**What is expected:**
Check each line of the records for "Function"; collect those that have it.

**Extracted data:**
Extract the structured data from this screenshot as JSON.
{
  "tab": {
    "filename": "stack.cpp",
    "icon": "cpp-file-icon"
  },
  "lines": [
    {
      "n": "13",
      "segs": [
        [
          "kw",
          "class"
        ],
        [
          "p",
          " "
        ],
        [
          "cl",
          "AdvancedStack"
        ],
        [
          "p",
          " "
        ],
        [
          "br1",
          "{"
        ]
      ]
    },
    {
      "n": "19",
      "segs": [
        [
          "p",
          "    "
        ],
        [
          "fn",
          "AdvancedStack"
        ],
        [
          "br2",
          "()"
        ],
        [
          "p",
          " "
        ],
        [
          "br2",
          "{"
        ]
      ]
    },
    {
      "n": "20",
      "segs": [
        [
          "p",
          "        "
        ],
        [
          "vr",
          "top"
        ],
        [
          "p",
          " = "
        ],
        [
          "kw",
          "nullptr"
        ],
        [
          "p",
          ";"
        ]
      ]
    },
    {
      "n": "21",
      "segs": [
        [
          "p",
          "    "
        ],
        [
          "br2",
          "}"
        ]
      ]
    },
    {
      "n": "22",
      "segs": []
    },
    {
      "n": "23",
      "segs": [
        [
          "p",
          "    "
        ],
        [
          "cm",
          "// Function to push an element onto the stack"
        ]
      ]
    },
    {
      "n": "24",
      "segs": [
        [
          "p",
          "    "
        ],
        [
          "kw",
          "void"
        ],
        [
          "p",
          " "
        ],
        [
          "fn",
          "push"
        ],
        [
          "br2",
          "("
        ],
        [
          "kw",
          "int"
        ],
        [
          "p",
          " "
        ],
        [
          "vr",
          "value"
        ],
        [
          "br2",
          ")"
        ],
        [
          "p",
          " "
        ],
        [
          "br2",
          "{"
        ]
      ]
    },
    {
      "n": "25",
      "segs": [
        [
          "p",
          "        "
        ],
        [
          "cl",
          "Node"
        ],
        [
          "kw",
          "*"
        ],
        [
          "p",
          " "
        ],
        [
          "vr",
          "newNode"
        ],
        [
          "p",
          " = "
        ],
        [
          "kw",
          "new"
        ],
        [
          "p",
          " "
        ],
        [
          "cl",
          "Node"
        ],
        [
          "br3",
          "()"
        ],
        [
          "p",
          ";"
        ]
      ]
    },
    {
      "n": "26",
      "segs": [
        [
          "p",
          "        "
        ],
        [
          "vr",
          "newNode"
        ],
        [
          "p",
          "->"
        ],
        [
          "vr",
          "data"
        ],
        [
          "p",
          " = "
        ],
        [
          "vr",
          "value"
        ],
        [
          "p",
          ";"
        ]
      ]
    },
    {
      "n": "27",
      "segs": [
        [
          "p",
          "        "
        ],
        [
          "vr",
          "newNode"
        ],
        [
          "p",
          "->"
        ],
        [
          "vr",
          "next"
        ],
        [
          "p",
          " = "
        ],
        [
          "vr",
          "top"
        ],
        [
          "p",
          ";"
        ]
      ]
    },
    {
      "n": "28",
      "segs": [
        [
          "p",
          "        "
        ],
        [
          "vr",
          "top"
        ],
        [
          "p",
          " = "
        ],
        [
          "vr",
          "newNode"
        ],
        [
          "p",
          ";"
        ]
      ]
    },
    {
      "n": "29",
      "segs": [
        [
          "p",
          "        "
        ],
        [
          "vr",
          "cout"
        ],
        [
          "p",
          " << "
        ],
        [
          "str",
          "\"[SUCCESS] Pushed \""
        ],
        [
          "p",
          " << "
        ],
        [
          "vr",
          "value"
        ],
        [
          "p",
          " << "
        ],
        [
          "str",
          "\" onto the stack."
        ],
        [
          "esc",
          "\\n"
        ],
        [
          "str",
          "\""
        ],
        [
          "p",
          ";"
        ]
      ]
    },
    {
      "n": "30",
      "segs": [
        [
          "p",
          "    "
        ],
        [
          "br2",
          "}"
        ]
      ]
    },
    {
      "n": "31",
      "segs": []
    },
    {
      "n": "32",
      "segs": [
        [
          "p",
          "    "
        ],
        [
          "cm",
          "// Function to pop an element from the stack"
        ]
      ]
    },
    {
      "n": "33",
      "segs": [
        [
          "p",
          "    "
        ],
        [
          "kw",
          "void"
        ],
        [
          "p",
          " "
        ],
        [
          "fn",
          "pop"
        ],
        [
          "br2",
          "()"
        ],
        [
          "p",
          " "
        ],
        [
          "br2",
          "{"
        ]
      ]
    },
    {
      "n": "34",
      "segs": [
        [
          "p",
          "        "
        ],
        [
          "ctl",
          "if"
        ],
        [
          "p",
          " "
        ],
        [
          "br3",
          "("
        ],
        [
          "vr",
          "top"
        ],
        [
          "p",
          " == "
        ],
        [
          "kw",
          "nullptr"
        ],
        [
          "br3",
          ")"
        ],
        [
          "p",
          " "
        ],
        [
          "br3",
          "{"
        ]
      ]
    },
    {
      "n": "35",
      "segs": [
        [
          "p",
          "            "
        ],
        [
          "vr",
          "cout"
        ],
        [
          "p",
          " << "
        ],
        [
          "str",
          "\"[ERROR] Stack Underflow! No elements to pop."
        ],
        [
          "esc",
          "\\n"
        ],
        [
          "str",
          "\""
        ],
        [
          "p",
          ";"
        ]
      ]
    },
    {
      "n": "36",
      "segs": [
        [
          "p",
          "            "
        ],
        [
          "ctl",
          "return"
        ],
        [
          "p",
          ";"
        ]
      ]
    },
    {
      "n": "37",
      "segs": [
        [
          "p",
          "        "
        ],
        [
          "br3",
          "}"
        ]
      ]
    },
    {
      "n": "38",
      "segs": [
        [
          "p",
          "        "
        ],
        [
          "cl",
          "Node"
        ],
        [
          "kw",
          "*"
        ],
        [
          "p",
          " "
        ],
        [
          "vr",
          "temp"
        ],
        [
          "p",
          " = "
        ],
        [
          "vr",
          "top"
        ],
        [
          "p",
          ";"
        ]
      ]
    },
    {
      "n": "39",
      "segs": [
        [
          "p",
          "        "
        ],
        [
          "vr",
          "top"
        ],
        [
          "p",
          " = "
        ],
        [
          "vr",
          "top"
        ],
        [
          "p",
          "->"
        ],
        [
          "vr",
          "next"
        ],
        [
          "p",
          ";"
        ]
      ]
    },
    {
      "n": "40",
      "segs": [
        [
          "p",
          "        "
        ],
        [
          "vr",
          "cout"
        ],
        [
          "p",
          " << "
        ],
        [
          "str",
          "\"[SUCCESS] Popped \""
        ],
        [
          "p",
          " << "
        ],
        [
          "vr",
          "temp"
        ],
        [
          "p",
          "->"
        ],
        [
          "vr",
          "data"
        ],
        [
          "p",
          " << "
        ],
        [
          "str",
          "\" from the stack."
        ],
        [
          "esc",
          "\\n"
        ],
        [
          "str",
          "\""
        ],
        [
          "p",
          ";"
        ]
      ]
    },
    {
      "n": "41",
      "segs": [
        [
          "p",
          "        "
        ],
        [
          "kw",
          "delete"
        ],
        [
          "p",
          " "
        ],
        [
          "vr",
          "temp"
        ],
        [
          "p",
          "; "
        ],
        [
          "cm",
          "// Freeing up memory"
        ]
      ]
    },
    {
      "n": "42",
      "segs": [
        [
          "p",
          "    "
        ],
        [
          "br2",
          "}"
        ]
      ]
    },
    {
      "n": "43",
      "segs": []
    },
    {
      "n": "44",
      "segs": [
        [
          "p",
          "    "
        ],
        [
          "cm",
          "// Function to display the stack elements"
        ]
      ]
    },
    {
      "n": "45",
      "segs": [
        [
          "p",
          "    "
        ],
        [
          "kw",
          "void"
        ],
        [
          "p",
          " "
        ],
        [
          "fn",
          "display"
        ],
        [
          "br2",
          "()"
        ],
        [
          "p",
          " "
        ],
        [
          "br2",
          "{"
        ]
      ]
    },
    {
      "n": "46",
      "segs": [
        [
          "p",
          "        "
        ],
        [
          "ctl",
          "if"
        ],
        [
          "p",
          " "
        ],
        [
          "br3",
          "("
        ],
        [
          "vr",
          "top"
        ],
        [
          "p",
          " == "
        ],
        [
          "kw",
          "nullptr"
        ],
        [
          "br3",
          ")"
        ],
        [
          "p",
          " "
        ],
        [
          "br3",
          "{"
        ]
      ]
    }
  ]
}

**Answer to the problem:**
          "// Function to push an element onto the stack"
          "// Function to pop an element from the stack"
          "// Function to display the stack elements"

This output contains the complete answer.